- [Material to process]:
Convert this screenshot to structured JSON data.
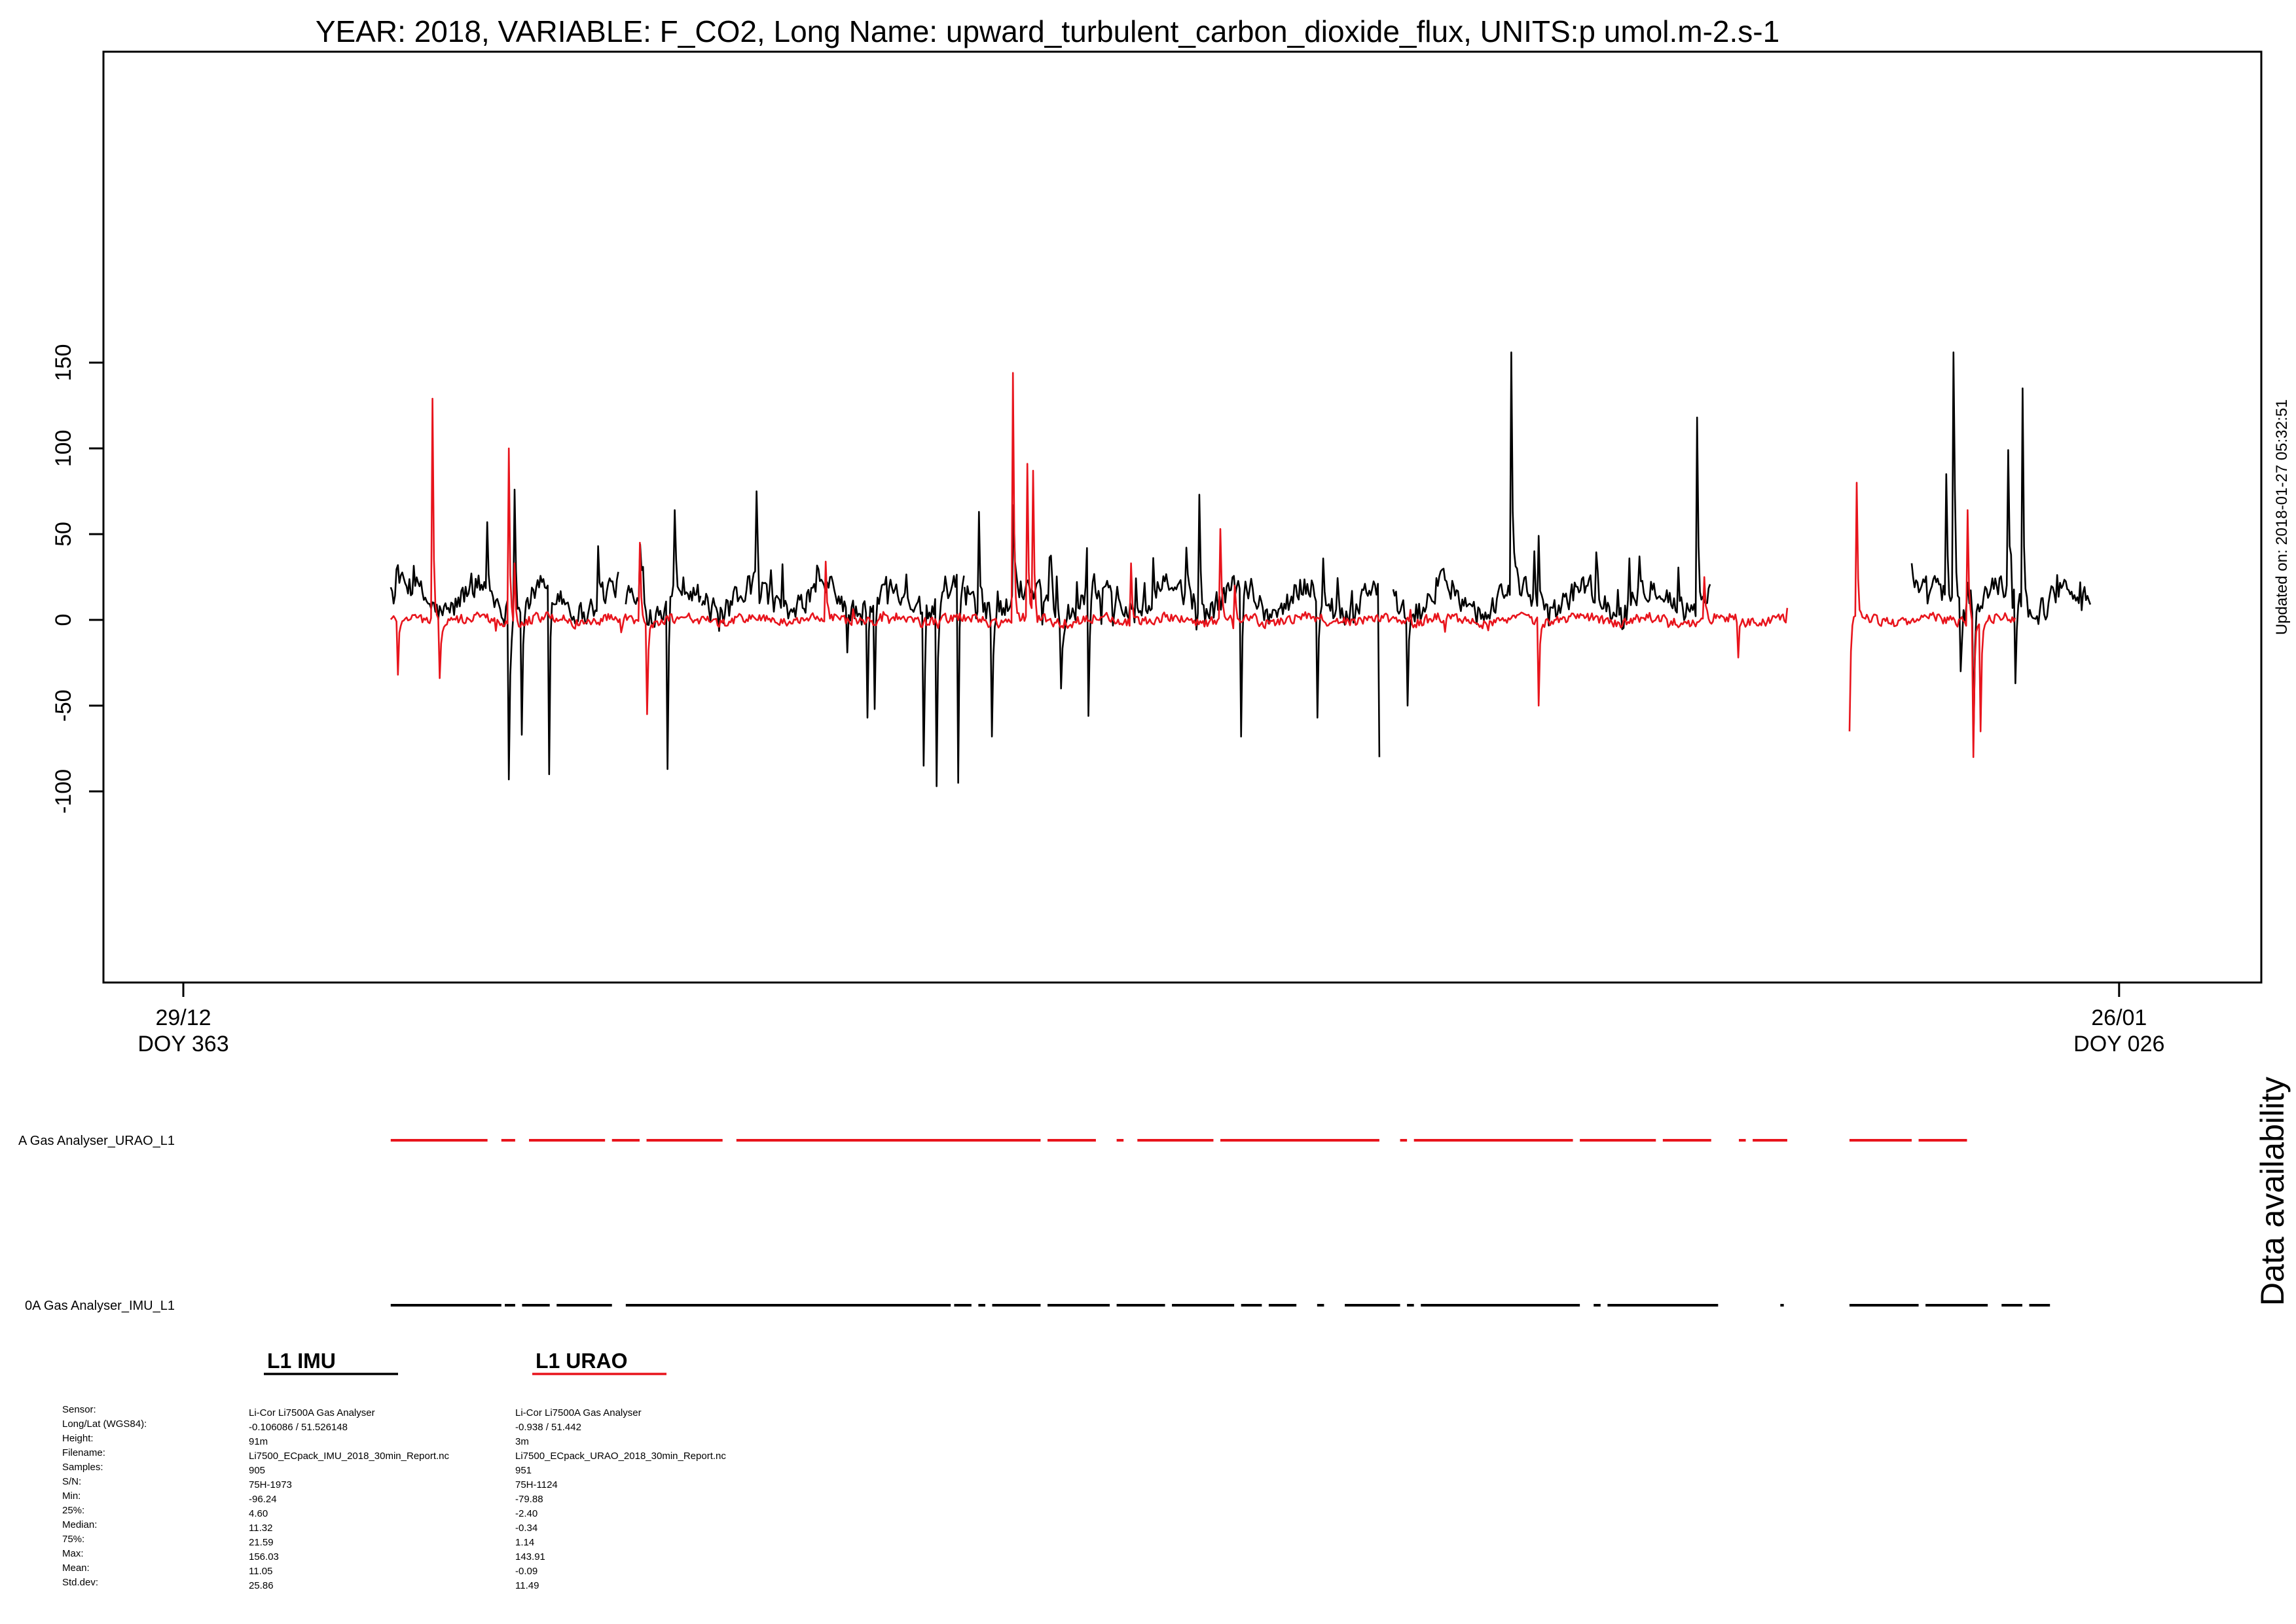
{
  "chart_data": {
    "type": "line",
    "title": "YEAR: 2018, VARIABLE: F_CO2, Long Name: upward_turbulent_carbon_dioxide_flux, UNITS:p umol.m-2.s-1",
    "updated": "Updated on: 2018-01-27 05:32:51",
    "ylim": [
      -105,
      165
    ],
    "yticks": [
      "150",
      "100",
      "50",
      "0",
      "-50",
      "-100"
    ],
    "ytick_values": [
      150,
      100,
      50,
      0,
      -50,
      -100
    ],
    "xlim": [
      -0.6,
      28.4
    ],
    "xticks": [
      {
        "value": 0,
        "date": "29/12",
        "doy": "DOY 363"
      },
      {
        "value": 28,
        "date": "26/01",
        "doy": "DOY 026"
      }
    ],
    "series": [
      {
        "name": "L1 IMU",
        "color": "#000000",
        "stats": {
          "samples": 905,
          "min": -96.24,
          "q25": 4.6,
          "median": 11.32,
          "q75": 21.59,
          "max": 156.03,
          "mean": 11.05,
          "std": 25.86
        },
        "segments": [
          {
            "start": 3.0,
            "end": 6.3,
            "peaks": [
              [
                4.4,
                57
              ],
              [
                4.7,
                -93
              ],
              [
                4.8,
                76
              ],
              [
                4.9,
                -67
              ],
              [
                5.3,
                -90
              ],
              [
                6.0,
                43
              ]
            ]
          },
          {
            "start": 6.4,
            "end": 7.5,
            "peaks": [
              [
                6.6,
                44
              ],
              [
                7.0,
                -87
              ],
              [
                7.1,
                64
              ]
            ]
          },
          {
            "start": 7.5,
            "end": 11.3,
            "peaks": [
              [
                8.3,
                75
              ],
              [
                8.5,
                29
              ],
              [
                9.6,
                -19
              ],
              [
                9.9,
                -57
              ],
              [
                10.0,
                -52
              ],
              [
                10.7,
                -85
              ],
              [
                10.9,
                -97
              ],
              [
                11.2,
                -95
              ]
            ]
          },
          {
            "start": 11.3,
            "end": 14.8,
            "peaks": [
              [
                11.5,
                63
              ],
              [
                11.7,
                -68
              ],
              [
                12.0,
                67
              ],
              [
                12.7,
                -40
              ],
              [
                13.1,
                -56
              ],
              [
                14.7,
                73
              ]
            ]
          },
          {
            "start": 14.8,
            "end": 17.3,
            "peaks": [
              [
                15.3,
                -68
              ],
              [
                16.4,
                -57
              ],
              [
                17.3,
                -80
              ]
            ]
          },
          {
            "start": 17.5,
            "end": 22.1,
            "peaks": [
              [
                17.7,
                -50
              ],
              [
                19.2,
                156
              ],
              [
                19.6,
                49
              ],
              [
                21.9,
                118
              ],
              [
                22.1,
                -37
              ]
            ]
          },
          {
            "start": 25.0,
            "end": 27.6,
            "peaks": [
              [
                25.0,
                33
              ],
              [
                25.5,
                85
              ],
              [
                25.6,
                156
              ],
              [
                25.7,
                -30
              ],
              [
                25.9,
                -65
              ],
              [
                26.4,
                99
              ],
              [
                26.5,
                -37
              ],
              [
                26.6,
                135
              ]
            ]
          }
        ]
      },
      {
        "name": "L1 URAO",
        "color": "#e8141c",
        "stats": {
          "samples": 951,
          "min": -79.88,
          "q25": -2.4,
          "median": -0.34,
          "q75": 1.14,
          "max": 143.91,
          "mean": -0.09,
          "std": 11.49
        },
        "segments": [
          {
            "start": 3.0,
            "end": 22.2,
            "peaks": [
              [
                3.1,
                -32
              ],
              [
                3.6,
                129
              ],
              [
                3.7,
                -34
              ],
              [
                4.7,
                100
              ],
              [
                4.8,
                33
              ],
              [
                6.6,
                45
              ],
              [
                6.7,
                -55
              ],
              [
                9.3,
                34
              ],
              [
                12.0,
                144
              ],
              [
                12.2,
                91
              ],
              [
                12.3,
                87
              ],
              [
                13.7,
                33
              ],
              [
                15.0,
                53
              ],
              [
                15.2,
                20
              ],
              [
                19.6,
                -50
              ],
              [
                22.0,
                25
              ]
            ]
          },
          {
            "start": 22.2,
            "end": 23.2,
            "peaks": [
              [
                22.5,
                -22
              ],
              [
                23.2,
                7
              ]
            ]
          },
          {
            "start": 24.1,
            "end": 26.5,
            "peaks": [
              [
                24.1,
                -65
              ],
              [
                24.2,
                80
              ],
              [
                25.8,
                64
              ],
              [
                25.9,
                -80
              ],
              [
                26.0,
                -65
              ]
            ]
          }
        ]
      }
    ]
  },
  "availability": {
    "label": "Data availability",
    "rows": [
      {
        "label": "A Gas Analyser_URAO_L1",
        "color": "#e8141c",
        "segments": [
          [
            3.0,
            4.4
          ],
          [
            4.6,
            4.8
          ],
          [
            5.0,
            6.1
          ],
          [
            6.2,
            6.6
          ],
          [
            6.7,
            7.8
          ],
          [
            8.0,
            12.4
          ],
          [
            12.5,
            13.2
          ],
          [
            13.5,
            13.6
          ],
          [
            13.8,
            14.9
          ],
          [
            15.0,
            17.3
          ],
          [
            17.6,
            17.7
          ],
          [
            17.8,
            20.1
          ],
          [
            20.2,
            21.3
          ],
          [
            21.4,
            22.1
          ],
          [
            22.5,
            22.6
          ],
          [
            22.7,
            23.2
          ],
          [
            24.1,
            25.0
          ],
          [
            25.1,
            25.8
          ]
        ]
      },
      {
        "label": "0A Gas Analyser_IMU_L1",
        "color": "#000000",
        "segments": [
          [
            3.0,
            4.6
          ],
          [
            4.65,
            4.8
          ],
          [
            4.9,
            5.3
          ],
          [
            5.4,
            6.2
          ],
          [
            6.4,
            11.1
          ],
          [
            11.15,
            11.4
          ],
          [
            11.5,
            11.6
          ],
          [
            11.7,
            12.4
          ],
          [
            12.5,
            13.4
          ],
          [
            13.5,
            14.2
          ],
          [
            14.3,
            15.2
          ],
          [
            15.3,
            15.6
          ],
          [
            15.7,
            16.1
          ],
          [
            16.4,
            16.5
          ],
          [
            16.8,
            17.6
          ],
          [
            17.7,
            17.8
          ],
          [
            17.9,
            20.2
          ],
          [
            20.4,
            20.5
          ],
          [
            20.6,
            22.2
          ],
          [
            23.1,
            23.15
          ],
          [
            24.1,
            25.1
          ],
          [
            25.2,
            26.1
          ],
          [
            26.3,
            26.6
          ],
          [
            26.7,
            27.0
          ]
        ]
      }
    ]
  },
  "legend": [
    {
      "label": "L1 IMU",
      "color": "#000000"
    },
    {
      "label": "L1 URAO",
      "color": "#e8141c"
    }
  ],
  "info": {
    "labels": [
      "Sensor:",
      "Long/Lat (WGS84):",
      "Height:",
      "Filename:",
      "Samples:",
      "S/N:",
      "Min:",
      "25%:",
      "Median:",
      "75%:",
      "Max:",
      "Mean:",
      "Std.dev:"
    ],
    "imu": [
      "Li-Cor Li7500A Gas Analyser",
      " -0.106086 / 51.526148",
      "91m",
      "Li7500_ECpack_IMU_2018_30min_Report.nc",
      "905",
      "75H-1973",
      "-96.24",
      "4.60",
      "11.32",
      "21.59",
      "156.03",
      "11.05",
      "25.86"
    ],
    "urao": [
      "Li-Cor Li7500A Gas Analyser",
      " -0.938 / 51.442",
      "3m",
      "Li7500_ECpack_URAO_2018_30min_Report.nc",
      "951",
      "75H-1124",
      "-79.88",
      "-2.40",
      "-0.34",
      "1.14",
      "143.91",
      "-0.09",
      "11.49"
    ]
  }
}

- [Required work]: Look through the data and gather every line with the string "Long" in it.

- [Response]:
    "title": "YEAR: 2018, VARIABLE: F_CO2, Long Name: upward_turbulent_carbon_dioxide_flux, UNITS:p umol.m-2.s-1",
      "Long/Lat (WGS84):",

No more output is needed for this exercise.